=== MATERIAL SUPPLIED ===
:::::

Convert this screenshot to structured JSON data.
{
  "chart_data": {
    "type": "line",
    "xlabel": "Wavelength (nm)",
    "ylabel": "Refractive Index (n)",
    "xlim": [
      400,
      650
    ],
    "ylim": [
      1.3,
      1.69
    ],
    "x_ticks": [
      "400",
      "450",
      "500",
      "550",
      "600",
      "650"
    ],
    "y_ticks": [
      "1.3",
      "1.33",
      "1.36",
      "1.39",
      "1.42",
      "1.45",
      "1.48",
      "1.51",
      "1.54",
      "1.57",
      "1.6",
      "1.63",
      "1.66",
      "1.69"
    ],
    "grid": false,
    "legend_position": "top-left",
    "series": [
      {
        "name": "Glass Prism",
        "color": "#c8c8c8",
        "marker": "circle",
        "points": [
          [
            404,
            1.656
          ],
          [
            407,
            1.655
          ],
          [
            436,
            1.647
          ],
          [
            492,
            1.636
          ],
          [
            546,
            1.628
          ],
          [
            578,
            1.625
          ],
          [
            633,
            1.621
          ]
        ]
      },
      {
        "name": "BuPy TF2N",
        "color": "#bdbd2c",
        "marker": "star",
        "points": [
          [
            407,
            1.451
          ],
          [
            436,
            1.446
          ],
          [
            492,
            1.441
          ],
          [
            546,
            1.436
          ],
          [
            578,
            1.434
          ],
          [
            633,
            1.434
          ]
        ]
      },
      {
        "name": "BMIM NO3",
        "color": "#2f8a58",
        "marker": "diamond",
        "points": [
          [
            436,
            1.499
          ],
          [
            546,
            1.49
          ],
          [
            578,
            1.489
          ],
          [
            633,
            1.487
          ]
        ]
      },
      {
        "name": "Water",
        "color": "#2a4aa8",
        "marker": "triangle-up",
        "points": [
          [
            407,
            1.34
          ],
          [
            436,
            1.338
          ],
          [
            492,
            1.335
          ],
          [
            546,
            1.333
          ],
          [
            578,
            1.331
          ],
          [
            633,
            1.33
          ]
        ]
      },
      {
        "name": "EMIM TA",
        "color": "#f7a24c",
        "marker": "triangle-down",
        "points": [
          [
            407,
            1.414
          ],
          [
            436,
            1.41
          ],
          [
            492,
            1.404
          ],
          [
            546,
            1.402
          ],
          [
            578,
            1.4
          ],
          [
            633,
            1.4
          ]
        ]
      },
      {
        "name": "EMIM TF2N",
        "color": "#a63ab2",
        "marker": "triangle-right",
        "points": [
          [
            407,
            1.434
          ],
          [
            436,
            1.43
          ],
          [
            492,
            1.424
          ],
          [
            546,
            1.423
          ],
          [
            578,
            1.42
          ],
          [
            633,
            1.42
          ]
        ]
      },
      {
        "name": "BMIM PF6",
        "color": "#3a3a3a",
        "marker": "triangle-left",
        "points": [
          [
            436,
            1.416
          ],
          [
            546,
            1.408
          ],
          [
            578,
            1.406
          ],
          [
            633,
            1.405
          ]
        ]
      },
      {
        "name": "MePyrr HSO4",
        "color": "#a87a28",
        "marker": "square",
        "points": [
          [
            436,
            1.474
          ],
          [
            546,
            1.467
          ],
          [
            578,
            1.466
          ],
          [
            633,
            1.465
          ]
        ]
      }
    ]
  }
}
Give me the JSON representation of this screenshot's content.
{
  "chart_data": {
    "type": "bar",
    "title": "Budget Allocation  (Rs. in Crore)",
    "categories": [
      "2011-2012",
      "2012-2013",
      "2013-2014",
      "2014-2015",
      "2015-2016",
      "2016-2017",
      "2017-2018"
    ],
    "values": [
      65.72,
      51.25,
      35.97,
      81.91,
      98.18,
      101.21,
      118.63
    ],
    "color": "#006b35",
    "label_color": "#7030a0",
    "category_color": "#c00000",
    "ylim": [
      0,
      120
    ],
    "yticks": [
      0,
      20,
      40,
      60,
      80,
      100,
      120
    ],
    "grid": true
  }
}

:::::

=== STATED GOAL ===
Which lines contain "triangle"? Copy each of them out.

=== RESPONSE TO THE EXERCISE ===
        "marker": "triangle-up",
        "marker": "triangle-down",
        "marker": "triangle-right",
        "marker": "triangle-left",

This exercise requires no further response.